• [Exercise aim] Will you copy out each of the following records line for line, changing no character?

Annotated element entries
◇ ◇ ◇
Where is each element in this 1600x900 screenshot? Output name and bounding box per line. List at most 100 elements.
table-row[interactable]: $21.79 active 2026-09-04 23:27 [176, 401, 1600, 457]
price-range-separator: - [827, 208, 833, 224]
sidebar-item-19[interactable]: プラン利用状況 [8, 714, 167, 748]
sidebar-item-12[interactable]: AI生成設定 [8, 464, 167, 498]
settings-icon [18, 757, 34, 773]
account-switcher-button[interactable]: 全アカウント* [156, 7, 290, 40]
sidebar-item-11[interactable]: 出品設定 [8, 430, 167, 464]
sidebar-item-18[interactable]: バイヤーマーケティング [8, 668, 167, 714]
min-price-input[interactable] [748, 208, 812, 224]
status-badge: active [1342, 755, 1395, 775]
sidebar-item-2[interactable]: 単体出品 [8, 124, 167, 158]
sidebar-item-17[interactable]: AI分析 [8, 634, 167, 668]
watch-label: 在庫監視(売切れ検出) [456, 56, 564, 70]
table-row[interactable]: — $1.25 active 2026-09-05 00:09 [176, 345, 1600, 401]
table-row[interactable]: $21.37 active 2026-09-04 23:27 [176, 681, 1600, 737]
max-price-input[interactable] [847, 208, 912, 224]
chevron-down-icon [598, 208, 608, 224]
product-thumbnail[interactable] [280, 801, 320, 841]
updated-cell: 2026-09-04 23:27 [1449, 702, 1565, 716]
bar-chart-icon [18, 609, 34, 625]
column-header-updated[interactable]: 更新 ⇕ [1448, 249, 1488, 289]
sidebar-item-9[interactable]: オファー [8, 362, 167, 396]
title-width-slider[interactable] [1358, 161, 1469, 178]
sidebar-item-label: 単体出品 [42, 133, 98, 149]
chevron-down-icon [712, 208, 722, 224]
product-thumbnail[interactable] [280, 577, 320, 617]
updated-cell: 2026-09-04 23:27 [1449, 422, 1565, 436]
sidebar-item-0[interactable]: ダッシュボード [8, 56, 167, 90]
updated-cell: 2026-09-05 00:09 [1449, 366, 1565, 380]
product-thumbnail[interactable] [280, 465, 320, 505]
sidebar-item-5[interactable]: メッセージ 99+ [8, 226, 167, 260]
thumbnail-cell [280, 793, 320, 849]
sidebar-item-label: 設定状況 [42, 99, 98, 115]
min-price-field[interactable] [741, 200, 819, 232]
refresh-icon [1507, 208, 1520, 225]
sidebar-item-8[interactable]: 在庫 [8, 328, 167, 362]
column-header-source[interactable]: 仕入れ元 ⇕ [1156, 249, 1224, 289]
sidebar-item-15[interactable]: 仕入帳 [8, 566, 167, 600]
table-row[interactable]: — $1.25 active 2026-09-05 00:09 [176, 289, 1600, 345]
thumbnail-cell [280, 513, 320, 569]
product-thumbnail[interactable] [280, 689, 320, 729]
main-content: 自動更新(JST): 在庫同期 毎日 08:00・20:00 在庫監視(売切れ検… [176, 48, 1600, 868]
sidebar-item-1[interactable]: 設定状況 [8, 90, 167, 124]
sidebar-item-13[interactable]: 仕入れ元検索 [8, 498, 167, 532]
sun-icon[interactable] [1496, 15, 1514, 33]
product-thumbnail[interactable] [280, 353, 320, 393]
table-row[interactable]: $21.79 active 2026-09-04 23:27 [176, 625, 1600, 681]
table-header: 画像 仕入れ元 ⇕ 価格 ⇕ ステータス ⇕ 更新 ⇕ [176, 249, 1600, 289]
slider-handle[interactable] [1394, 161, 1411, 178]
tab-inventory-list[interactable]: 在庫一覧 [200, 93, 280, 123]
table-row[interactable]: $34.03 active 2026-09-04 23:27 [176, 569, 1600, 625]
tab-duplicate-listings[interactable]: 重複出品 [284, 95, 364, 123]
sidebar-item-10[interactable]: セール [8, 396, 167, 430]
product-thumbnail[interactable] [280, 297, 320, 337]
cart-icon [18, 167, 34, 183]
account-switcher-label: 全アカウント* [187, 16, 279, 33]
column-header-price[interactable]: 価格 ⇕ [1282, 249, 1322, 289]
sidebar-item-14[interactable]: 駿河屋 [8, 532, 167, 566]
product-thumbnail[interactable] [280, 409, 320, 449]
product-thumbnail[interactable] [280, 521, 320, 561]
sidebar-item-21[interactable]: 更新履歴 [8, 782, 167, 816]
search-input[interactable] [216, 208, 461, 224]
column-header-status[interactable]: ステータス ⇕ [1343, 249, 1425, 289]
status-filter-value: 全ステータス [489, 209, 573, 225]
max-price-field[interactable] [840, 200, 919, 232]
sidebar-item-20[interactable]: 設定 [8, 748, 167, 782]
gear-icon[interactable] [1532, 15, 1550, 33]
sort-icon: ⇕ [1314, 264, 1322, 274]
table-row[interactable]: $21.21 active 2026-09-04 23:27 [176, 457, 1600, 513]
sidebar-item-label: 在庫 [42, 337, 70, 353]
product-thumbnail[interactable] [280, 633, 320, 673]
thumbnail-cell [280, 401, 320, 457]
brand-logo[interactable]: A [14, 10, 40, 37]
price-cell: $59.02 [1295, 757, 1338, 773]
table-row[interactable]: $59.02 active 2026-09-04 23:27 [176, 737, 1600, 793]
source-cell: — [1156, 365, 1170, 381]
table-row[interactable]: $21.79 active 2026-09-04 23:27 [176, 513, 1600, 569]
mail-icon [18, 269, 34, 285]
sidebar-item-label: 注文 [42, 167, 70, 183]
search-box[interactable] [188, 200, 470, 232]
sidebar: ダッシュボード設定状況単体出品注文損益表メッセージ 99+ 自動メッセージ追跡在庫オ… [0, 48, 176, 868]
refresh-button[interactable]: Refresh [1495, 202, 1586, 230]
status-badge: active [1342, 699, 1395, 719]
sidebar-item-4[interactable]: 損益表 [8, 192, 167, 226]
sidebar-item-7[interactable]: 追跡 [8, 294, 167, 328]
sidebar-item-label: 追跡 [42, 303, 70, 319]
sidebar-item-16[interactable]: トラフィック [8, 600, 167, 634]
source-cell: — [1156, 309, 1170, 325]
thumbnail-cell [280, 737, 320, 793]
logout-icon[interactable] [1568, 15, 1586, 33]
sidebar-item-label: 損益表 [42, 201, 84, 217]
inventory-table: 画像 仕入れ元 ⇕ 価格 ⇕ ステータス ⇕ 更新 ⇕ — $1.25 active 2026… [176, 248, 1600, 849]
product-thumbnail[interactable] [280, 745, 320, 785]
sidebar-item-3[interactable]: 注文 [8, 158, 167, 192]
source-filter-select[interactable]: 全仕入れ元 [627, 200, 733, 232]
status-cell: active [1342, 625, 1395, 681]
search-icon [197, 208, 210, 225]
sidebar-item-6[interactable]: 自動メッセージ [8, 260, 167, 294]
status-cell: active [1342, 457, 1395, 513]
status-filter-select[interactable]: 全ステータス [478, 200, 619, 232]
◇ ◇ ◇
• [Answer]
Where is each element in this 1600x900 screenshot? Output name and bounding box per line. List at most 100 elements.
table-row[interactable]: $21.79 active 2026-09-04 23:27 [176, 401, 1600, 457]
price-range-separator: - [827, 208, 833, 224]
sidebar-item-19[interactable]: プラン利用状況 [8, 714, 167, 748]
sidebar-item-12[interactable]: AI生成設定 [8, 464, 167, 498]
settings-icon [18, 757, 34, 773]
account-switcher-button[interactable]: 全アカウント* [156, 7, 290, 40]
sidebar-item-11[interactable]: 出品設定 [8, 430, 167, 464]
sidebar-item-18[interactable]: バイヤーマーケティング [8, 668, 167, 714]
min-price-input[interactable] [748, 208, 812, 224]
status-badge: active [1342, 755, 1395, 775]
sidebar-item-2[interactable]: 単体出品 [8, 124, 167, 158]
sidebar-item-17[interactable]: AI分析 [8, 634, 167, 668]
watch-label: 在庫監視(売切れ検出) [456, 56, 564, 70]
table-row[interactable]: — $1.25 active 2026-09-05 00:09 [176, 345, 1600, 401]
table-row[interactable]: $21.37 active 2026-09-04 23:27 [176, 681, 1600, 737]
max-price-input[interactable] [847, 208, 912, 224]
chevron-down-icon [598, 208, 608, 224]
product-thumbnail[interactable] [280, 801, 320, 841]
updated-cell: 2026-09-04 23:27 [1449, 702, 1565, 716]
bar-chart-icon [18, 609, 34, 625]
column-header-updated[interactable]: 更新 ⇕ [1448, 249, 1488, 289]
sidebar-item-9[interactable]: オファー [8, 362, 167, 396]
title-width-slider[interactable] [1358, 161, 1469, 178]
sidebar-item-label: 単体出品 [42, 133, 98, 149]
chevron-down-icon [712, 208, 722, 224]
product-thumbnail[interactable] [280, 577, 320, 617]
updated-cell: 2026-09-04 23:27 [1449, 422, 1565, 436]
sidebar-item-0[interactable]: ダッシュボード [8, 56, 167, 90]
updated-cell: 2026-09-05 00:09 [1449, 366, 1565, 380]
product-thumbnail[interactable] [280, 465, 320, 505]
sidebar-item-5[interactable]: メッセージ 99+ [8, 226, 167, 260]
thumbnail-cell [280, 793, 320, 849]
sidebar-item-label: 設定状況 [42, 99, 98, 115]
min-price-field[interactable] [741, 200, 819, 232]
refresh-icon [1507, 208, 1520, 225]
sidebar-item-8[interactable]: 在庫 [8, 328, 167, 362]
column-header-source[interactable]: 仕入れ元 ⇕ [1156, 249, 1224, 289]
sidebar-item-15[interactable]: 仕入帳 [8, 566, 167, 600]
table-row[interactable]: — $1.25 active 2026-09-05 00:09 [176, 289, 1600, 345]
thumbnail-cell [280, 513, 320, 569]
product-thumbnail[interactable] [280, 689, 320, 729]
main-content: 自動更新(JST): 在庫同期 毎日 08:00・20:00 在庫監視(売切れ検… [176, 48, 1600, 868]
sidebar-item-1[interactable]: 設定状況 [8, 90, 167, 124]
sidebar-item-13[interactable]: 仕入れ元検索 [8, 498, 167, 532]
sun-icon[interactable] [1496, 15, 1514, 33]
product-thumbnail[interactable] [280, 353, 320, 393]
table-row[interactable]: $21.79 active 2026-09-04 23:27 [176, 625, 1600, 681]
table-header: 画像 仕入れ元 ⇕ 価格 ⇕ ステータス ⇕ 更新 ⇕ [176, 249, 1600, 289]
slider-handle[interactable] [1394, 161, 1411, 178]
tab-inventory-list[interactable]: 在庫一覧 [200, 93, 280, 123]
table-row[interactable]: $34.03 active 2026-09-04 23:27 [176, 569, 1600, 625]
tab-duplicate-listings[interactable]: 重複出品 [284, 95, 364, 123]
sidebar-item-10[interactable]: セール [8, 396, 167, 430]
product-thumbnail[interactable] [280, 297, 320, 337]
cart-icon [18, 167, 34, 183]
account-switcher-label: 全アカウント* [187, 16, 279, 33]
column-header-price[interactable]: 価格 ⇕ [1282, 249, 1322, 289]
sidebar-item-14[interactable]: 駿河屋 [8, 532, 167, 566]
product-thumbnail[interactable] [280, 409, 320, 449]
product-thumbnail[interactable] [280, 521, 320, 561]
sidebar-item-21[interactable]: 更新履歴 [8, 782, 167, 816]
search-input[interactable] [216, 208, 461, 224]
column-header-status[interactable]: ステータス ⇕ [1343, 249, 1425, 289]
status-filter-value: 全ステータス [489, 209, 573, 225]
max-price-field[interactable] [840, 200, 919, 232]
sidebar-item-20[interactable]: 設定 [8, 748, 167, 782]
gear-icon[interactable] [1532, 15, 1550, 33]
sort-icon: ⇕ [1314, 264, 1322, 274]
table-row[interactable]: $21.21 active 2026-09-04 23:27 [176, 457, 1600, 513]
sidebar-item-label: 在庫 [42, 337, 70, 353]
product-thumbnail[interactable] [280, 633, 320, 673]
thumbnail-cell [280, 401, 320, 457]
brand-logo[interactable]: A [14, 10, 40, 37]
price-cell: $59.02 [1295, 757, 1338, 773]
table-row[interactable]: $59.02 active 2026-09-04 23:27 [176, 737, 1600, 793]
source-cell: — [1156, 365, 1170, 381]
table-row[interactable]: $21.79 active 2026-09-04 23:27 [176, 513, 1600, 569]
mail-icon [18, 269, 34, 285]
sidebar-item-label: 注文 [42, 167, 70, 183]
search-box[interactable] [188, 200, 470, 232]
sidebar: ダッシュボード設定状況単体出品注文損益表メッセージ 99+ 自動メッセージ追跡在庫オ… [0, 48, 176, 868]
refresh-button[interactable]: Refresh [1495, 202, 1586, 230]
status-badge: active [1342, 699, 1395, 719]
sidebar-item-4[interactable]: 損益表 [8, 192, 167, 226]
sidebar-item-7[interactable]: 追跡 [8, 294, 167, 328]
sidebar-item-label: 追跡 [42, 303, 70, 319]
sidebar-item-16[interactable]: トラフィック [8, 600, 167, 634]
source-cell: — [1156, 309, 1170, 325]
thumbnail-cell [280, 737, 320, 793]
logout-icon[interactable] [1568, 15, 1586, 33]
sidebar-item-label: 損益表 [42, 201, 84, 217]
inventory-table: 画像 仕入れ元 ⇕ 価格 ⇕ ステータス ⇕ 更新 ⇕ — $1.25 active 2026… [176, 248, 1600, 849]
product-thumbnail[interactable] [280, 745, 320, 785]
sidebar-item-3[interactable]: 注文 [8, 158, 167, 192]
source-filter-select[interactable]: 全仕入れ元 [627, 200, 733, 232]
status-cell: active [1342, 625, 1395, 681]
search-icon [197, 208, 210, 225]
sidebar-item-6[interactable]: 自動メッセージ [8, 260, 167, 294]
status-cell: active [1342, 457, 1395, 513]
status-filter-select[interactable]: 全ステータス [478, 200, 619, 232]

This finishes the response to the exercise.